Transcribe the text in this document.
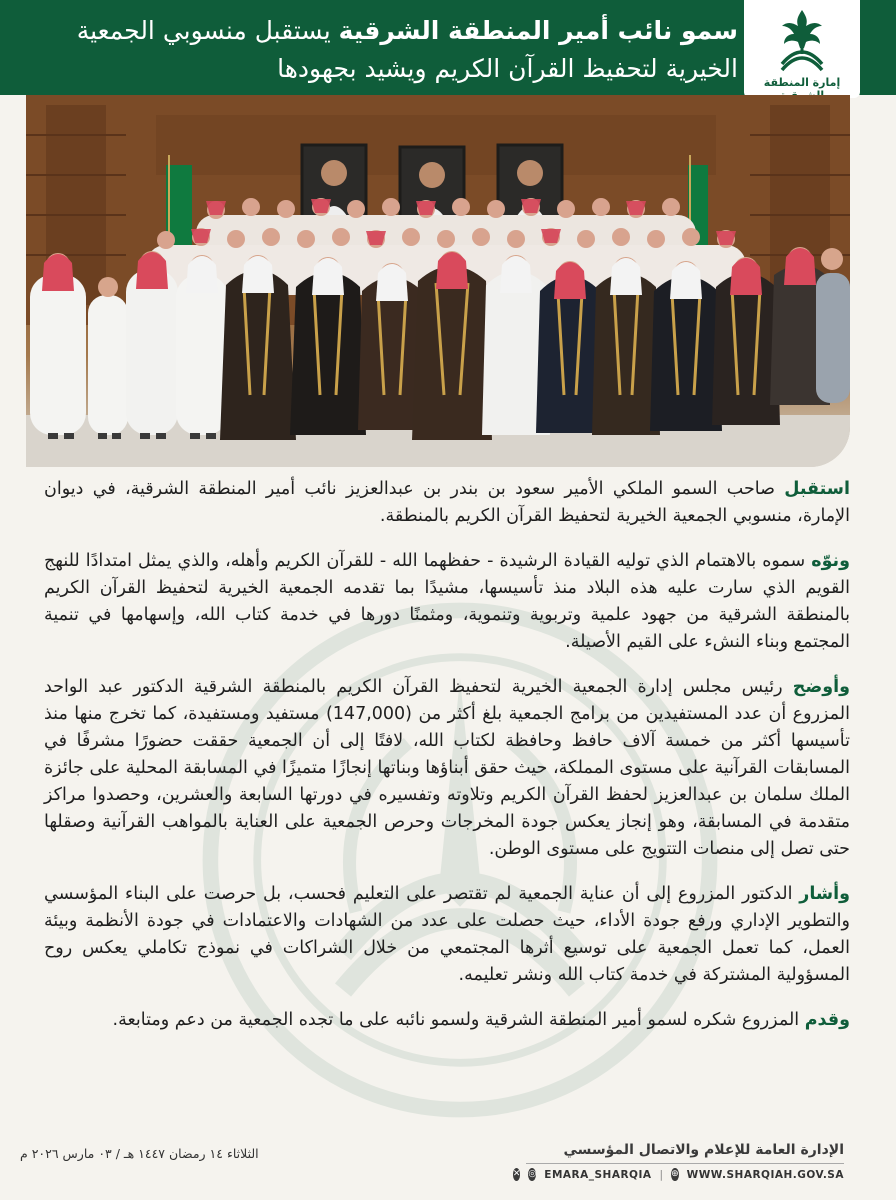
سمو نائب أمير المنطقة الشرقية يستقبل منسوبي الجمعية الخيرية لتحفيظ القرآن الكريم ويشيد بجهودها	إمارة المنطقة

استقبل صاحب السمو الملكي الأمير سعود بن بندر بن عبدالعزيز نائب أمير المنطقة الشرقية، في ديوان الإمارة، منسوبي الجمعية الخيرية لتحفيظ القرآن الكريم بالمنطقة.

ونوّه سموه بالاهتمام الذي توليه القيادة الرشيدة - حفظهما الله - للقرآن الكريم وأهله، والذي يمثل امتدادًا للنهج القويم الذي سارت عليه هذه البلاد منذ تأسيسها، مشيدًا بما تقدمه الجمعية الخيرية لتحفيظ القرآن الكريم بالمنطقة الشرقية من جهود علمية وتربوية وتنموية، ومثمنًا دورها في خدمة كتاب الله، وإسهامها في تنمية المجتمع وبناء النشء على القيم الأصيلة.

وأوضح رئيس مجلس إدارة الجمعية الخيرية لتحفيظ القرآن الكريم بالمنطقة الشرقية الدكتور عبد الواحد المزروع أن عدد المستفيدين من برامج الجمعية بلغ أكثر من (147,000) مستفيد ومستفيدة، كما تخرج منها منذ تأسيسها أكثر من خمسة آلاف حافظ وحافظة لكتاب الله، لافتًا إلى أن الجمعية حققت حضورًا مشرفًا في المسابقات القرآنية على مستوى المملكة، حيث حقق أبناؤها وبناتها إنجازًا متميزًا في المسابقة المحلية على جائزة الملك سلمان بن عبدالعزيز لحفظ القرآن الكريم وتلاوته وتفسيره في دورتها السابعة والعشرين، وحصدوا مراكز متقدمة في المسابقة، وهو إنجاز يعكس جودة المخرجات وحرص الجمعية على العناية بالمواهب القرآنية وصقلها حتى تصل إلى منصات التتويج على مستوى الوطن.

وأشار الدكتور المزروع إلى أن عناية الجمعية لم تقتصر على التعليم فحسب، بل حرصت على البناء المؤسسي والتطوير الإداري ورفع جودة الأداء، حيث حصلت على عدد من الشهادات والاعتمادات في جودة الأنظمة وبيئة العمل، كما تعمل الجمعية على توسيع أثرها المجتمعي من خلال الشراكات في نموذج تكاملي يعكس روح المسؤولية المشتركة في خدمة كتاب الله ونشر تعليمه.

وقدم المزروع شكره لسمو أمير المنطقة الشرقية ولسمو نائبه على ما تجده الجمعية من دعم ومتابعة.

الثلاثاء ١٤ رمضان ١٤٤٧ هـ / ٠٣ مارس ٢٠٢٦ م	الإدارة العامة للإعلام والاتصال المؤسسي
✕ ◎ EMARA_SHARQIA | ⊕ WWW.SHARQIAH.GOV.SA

=======

## Written request
Where a line in the entries holds the word "منسوبي", copy that line.

## Finished answer
سمو نائب أمير المنطقة الشرقية يستقبل منسوبي الجمعية الخيرية لتحفيظ القرآن الكريم ويشيد بجهودها	إمارة المنطقة
استقبل صاحب السمو الملكي الأمير سعود بن بندر بن عبدالعزيز نائب أمير المنطقة الشرقية، في ديوان الإمارة، منسوبي الجمعية الخيرية لتحفيظ القرآن الكريم بالمنطقة.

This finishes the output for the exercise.